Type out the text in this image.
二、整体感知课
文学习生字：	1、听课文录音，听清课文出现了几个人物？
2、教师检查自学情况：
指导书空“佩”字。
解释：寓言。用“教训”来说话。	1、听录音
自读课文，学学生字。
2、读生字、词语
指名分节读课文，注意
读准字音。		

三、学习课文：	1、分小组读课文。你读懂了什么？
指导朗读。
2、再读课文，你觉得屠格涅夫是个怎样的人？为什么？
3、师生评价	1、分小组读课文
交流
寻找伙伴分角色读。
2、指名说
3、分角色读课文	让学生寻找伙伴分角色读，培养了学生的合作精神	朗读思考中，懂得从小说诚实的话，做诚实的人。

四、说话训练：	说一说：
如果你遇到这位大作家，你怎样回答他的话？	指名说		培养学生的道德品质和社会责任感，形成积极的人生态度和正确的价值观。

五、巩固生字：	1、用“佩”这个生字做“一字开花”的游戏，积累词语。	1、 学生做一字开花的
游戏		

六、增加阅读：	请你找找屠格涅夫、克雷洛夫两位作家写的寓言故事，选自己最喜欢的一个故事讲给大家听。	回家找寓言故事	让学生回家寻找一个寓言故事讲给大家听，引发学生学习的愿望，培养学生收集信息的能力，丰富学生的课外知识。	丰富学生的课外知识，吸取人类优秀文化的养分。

####################

§ **REQUEST**: From the records above, extract every line exactly as it stands.

§ **WRITTEN REPLY**:
Type out the text in this image.
二、整体感知课
文学习生字：	1、听课文录音，听清课文出现了几个人物？
2、教师检查自学情况：
指导书空“佩”字。
解释：寓言。用“教训”来说话。	1、听录音
自读课文，学学生字。
2、读生字、词语
指名分节读课文，注意
读准字音。		

三、学习课文：	1、分小组读课文。你读懂了什么？
指导朗读。
2、再读课文，你觉得屠格涅夫是个怎样的人？为什么？
3、师生评价	1、分小组读课文
交流
寻找伙伴分角色读。
2、指名说
3、分角色读课文	让学生寻找伙伴分角色读，培养了学生的合作精神	朗读思考中，懂得从小说诚实的话，做诚实的人。

四、说话训练：	说一说：
如果你遇到这位大作家，你怎样回答他的话？	指名说		培养学生的道德品质和社会责任感，形成积极的人生态度和正确的价值观。

五、巩固生字：	1、用“佩”这个生字做“一字开花”的游戏，积累词语。	1、 学生做一字开花的
游戏		

六、增加阅读：	请你找找屠格涅夫、克雷洛夫两位作家写的寓言故事，选自己最喜欢的一个故事讲给大家听。	回家找寓言故事	让学生回家寻找一个寓言故事讲给大家听，引发学生学习的愿望，培养学生收集信息的能力，丰富学生的课外知识。	丰富学生的课外知识，吸取人类优秀文化的养分。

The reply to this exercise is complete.